→ Requirements:
Which lines hold the string "berish"? Copy every one of them.

→ Data excerpts:

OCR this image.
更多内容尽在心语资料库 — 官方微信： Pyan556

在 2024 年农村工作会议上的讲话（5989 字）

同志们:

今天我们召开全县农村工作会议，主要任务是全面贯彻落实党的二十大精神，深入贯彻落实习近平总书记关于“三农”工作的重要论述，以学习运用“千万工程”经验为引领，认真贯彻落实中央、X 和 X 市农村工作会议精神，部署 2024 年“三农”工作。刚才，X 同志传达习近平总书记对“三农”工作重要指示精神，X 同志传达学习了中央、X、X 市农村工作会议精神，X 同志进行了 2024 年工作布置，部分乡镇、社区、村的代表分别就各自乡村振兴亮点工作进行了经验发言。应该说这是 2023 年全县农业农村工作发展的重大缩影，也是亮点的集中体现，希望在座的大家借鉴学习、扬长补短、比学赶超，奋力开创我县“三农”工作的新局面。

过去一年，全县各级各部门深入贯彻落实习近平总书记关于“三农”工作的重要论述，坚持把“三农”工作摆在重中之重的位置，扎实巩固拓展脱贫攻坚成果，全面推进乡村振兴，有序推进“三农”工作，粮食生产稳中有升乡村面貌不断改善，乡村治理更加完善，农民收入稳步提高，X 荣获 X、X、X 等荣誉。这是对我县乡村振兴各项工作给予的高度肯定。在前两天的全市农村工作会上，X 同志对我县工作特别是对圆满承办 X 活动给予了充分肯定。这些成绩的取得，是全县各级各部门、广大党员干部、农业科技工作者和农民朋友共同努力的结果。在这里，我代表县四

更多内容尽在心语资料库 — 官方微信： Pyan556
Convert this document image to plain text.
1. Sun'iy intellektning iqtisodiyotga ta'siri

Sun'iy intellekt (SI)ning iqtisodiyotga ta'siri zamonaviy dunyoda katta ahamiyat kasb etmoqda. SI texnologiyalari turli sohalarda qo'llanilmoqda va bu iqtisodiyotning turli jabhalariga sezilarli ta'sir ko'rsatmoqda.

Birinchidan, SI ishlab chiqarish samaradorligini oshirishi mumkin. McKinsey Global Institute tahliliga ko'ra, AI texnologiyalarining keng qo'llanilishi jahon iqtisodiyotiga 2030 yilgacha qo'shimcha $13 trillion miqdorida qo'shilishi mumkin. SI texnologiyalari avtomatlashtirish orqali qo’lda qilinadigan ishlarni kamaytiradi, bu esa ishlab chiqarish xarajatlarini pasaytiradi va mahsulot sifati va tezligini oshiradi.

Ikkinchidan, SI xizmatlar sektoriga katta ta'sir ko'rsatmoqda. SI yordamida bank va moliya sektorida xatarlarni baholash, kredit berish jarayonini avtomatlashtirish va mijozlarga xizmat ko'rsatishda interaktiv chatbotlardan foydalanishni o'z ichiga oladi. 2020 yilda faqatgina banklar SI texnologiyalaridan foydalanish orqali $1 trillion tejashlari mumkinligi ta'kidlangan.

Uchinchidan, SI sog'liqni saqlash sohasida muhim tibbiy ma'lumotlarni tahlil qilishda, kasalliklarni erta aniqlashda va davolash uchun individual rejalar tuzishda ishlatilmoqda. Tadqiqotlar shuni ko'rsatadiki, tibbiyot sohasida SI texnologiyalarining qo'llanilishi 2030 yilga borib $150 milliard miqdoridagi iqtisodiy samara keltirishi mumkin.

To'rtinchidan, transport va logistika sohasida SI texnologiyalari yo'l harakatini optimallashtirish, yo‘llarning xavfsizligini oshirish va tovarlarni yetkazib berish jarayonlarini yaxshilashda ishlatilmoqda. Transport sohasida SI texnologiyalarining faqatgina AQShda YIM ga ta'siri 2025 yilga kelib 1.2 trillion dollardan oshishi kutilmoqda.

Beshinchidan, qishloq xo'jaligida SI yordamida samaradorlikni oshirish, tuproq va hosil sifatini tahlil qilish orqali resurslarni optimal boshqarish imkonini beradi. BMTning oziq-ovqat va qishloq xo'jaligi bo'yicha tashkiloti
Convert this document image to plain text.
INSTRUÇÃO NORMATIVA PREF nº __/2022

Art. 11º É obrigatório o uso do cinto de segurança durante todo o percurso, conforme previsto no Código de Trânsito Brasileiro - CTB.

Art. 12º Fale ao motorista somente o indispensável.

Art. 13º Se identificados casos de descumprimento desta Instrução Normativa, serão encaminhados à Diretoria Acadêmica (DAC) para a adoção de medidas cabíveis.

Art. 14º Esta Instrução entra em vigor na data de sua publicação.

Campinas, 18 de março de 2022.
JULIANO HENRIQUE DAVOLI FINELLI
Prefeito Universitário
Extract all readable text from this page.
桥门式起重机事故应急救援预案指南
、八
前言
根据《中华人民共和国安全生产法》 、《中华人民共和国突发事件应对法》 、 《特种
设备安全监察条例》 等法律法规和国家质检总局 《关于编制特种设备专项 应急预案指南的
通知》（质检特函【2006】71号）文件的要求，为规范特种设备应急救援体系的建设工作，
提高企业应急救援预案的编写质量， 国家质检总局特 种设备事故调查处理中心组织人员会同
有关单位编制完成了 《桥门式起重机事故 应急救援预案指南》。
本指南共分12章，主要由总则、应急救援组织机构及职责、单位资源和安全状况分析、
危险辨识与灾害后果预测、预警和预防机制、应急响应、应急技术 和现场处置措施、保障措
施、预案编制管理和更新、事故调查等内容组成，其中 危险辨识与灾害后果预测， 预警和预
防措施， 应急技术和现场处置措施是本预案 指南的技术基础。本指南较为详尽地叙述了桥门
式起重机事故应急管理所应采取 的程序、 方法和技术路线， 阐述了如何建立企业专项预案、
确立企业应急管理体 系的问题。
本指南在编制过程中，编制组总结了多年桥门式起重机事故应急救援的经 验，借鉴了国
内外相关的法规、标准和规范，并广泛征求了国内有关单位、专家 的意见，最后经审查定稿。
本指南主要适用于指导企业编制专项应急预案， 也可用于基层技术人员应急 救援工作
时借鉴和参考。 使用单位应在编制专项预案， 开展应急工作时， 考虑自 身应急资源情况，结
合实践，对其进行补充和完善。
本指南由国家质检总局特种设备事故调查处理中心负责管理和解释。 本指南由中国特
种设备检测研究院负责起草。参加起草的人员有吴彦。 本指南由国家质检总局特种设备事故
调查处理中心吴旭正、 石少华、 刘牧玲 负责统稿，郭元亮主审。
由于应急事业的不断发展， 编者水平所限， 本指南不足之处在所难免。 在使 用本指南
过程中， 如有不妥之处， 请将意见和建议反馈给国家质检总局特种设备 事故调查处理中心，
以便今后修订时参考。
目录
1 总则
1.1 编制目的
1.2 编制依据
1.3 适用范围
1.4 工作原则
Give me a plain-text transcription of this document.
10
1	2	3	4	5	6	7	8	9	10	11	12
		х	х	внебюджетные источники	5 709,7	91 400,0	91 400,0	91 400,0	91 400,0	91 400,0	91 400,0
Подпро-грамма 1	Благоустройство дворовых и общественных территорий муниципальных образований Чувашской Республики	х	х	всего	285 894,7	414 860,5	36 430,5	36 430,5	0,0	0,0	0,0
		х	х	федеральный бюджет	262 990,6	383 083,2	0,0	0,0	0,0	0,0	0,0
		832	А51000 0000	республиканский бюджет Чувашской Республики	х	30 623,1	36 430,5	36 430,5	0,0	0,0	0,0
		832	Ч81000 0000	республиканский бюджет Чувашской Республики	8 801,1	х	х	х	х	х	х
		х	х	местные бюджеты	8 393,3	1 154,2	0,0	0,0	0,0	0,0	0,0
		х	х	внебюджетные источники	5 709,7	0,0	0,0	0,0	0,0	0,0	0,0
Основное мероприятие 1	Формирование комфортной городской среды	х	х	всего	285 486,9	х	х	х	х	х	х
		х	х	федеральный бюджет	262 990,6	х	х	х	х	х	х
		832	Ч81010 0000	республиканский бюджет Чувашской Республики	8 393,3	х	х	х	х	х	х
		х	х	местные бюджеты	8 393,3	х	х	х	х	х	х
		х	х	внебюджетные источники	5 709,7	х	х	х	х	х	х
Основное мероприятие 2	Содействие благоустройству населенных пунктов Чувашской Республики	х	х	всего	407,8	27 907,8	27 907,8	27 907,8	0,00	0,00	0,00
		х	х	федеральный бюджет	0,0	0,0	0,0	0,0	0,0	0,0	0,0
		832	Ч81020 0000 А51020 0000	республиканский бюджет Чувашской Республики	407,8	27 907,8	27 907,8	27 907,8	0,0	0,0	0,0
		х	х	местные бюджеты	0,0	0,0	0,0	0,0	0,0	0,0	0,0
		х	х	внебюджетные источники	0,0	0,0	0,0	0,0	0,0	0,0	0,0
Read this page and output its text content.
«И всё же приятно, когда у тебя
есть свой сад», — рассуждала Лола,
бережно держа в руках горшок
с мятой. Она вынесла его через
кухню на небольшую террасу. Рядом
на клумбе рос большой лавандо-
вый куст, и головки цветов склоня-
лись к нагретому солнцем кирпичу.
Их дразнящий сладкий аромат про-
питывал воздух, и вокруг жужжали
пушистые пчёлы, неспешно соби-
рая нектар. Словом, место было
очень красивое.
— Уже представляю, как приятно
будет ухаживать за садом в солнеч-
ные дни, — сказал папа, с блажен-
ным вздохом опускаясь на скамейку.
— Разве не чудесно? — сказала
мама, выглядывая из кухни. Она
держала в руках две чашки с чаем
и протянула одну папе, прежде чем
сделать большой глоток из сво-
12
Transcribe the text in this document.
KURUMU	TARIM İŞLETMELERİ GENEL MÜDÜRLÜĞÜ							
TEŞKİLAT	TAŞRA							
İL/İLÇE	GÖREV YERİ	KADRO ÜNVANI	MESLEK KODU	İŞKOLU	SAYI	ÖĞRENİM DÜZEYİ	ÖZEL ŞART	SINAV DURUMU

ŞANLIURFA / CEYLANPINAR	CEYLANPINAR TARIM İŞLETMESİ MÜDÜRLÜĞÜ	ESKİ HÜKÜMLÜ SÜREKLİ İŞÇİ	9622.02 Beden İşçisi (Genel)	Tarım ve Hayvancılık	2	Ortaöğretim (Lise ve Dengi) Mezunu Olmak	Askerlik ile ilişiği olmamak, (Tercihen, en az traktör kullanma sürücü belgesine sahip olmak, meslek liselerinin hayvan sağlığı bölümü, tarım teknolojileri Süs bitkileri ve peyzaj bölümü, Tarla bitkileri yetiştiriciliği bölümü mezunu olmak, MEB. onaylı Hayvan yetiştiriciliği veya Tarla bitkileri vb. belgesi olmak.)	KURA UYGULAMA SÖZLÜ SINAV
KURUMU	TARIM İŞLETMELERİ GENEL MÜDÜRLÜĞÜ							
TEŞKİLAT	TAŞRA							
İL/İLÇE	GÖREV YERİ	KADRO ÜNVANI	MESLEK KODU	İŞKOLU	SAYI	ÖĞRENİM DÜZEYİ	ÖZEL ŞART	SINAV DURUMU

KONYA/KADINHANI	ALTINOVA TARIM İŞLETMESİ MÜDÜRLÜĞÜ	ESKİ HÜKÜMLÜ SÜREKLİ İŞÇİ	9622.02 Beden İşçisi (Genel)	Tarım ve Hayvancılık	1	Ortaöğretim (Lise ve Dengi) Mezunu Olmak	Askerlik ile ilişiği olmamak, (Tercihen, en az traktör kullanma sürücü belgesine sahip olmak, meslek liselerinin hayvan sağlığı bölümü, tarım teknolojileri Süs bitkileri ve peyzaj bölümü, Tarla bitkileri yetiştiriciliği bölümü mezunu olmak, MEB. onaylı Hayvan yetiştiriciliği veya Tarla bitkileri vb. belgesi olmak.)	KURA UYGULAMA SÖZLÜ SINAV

→ Final result:
Ikkinchidan, SI xizmatlar sektoriga katta ta'sir ko'rsatmoqda. SI yordamida bank va moliya sektorida xatarlarni baholash, kredit berish jarayonini avtomatlashtirish va mijozlarga xizmat ko'rsatishda interaktiv chatbotlardan foydalanishni o'z ichiga oladi. 2020 yilda faqatgina banklar SI texnologiyalaridan foydalanish orqali $1 trillion tejashlari mumkinligi ta'kidlangan.
To'rtinchidan, transport va logistika sohasida SI texnologiyalari yo'l harakatini optimallashtirish, yo‘llarning xavfsizligini oshirish va tovarlarni yetkazib berish jarayonlarini yaxshilashda ishlatilmoqda. Transport sohasida SI texnologiyalarining faqatgina AQShda YIM ga ta'siri 2025 yilga kelib 1.2 trillion dollardan oshishi kutilmoqda.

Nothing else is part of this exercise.